- What is needed -
Search the entries for the word "true" and pull out each line that has it.

**** Records for the exercise ****

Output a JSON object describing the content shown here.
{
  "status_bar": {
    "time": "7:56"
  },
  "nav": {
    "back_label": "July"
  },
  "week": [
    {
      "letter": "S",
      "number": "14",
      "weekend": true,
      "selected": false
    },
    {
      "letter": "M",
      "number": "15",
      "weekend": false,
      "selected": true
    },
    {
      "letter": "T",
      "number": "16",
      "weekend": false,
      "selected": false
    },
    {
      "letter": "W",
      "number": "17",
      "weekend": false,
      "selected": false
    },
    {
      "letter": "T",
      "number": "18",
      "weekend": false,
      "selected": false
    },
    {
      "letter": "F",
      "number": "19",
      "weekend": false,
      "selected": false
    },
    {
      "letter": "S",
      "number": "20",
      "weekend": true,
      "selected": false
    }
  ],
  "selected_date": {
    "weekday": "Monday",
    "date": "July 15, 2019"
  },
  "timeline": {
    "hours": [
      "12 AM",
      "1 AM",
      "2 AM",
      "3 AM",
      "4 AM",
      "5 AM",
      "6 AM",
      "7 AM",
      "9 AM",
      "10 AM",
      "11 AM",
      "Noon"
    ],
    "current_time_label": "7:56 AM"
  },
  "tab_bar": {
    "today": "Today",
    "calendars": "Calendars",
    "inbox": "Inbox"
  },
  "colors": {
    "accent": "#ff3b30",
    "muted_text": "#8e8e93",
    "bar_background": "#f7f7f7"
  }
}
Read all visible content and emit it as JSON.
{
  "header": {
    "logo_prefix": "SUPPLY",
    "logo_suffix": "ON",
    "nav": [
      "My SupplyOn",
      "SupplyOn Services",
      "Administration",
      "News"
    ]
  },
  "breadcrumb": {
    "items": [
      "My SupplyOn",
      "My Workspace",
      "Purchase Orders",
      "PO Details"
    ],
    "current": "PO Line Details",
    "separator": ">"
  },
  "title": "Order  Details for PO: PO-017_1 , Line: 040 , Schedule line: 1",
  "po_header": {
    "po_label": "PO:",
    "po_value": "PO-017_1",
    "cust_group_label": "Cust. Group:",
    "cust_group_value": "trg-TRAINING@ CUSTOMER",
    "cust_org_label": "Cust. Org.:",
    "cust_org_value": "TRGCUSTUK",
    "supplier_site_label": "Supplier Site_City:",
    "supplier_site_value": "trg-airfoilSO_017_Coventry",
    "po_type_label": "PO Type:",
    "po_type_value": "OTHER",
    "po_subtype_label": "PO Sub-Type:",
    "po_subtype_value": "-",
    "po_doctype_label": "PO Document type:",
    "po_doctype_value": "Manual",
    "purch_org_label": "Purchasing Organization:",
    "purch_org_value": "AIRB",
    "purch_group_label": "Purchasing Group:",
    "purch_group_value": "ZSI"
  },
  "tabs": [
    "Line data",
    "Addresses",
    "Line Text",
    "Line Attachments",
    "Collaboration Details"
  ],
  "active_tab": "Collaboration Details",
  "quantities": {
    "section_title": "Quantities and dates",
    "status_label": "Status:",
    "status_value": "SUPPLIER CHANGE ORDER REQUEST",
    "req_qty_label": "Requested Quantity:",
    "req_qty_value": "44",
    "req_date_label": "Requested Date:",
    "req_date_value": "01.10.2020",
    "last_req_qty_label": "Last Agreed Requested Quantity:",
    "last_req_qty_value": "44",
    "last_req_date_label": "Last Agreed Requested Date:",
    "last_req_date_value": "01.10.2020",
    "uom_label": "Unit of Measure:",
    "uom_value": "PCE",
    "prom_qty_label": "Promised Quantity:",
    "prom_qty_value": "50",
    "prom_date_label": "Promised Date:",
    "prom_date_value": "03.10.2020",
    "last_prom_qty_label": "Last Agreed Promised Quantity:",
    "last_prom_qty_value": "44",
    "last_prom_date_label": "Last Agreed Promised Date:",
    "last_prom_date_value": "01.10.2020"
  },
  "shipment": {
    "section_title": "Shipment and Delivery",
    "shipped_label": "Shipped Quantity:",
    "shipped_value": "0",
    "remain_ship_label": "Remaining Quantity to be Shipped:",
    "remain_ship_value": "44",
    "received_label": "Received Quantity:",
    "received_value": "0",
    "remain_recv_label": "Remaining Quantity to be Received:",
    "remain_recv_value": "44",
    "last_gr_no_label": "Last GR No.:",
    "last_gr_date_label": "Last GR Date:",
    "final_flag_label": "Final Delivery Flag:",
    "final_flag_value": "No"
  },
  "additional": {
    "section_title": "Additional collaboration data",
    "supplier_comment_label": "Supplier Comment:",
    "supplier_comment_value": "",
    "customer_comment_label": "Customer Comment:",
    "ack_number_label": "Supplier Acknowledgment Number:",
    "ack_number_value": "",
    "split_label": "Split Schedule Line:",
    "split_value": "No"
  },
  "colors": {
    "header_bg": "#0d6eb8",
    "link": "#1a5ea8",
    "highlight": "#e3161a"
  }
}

****
**** Records for the exercise ****

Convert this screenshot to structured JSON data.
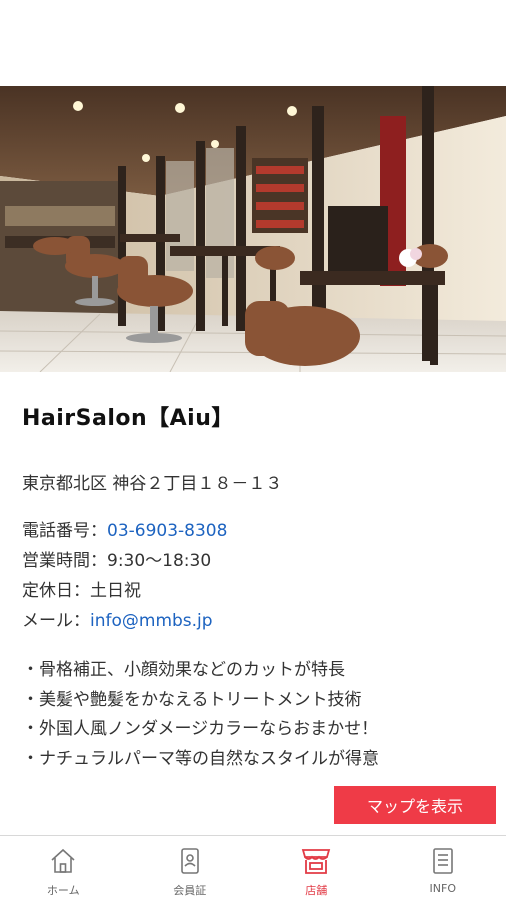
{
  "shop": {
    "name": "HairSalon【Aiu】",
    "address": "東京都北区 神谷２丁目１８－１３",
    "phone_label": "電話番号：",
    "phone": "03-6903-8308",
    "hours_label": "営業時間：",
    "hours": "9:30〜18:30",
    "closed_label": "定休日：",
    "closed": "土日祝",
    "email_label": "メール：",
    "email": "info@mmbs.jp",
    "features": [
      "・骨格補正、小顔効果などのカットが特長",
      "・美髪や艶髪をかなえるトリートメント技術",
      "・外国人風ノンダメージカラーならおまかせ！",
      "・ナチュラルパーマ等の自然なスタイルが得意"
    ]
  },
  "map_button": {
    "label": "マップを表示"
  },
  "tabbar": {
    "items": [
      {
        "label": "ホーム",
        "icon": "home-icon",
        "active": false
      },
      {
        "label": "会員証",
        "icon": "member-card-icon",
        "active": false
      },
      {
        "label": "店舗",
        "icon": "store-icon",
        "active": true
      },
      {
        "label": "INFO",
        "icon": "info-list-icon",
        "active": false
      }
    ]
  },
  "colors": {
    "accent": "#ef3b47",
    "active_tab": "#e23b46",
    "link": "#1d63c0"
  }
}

****

- Task answer -
      "weekend": true,
      "selected": true
      "weekend": true,
        "active": true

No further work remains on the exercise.